## WHAT TO DO
Seek out every line containing the word "color", and copy each.

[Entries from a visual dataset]
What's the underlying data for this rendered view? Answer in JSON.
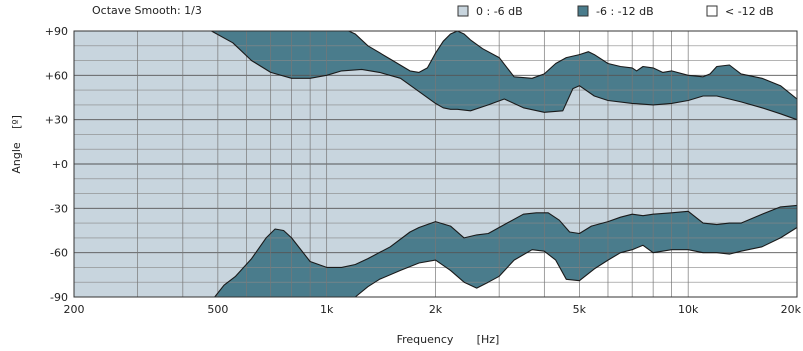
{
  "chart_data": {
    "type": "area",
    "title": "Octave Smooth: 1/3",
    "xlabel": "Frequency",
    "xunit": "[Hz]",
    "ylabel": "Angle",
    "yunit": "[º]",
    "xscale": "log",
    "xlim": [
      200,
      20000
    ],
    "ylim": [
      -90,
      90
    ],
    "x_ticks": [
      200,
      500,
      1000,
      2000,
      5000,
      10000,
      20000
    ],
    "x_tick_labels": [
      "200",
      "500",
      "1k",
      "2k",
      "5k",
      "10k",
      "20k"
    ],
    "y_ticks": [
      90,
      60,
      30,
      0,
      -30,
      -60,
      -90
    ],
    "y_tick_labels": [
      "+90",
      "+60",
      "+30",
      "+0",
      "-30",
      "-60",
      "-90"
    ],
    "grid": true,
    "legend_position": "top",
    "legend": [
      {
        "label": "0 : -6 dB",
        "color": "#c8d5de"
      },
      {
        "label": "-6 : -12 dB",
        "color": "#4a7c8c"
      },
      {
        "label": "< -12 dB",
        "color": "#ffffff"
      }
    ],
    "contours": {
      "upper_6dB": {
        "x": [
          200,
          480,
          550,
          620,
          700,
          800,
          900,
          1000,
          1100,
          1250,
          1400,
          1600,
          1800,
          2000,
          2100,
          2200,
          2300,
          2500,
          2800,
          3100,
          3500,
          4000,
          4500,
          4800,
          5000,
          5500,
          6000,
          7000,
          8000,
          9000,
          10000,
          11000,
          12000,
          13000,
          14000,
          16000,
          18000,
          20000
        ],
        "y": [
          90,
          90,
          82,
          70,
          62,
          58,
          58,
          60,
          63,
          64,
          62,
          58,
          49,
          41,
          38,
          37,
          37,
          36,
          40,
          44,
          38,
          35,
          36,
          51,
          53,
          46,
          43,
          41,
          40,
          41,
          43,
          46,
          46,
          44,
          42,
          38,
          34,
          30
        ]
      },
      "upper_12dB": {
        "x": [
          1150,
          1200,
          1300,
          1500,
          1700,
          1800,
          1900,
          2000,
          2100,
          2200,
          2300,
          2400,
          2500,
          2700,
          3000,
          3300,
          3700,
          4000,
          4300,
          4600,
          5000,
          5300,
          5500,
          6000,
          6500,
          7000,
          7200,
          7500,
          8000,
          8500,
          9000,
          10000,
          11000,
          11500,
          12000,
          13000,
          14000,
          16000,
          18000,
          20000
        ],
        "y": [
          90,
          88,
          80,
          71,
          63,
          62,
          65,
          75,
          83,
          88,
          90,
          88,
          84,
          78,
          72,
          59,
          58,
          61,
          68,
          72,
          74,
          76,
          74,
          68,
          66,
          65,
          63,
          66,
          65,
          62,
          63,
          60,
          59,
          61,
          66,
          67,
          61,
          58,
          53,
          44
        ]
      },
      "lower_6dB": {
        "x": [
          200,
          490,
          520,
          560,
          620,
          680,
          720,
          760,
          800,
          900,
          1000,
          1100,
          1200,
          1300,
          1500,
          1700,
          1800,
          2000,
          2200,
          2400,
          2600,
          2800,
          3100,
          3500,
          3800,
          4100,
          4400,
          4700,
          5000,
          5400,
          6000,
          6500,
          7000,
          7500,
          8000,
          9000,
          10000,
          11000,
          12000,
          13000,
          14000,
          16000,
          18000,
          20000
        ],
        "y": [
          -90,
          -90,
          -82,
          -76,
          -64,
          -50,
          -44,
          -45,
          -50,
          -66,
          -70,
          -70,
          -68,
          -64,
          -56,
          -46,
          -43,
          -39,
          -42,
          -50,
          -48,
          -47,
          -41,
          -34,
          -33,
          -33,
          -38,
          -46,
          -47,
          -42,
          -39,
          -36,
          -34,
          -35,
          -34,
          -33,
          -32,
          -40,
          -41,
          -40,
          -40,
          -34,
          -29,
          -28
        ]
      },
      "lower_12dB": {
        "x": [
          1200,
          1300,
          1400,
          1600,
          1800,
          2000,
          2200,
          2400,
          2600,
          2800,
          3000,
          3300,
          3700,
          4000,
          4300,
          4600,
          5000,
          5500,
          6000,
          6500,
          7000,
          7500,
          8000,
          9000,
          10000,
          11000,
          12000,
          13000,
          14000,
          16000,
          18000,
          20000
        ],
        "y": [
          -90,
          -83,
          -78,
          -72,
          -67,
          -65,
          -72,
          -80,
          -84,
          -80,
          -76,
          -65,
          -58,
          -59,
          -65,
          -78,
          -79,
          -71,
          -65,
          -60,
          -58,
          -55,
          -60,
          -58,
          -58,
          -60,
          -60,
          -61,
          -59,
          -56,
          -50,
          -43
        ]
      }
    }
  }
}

## COMPLETE ANSWER
        "color": "#c8d5de"
        "color": "#4a7c8c"
        "color": "#ffffff"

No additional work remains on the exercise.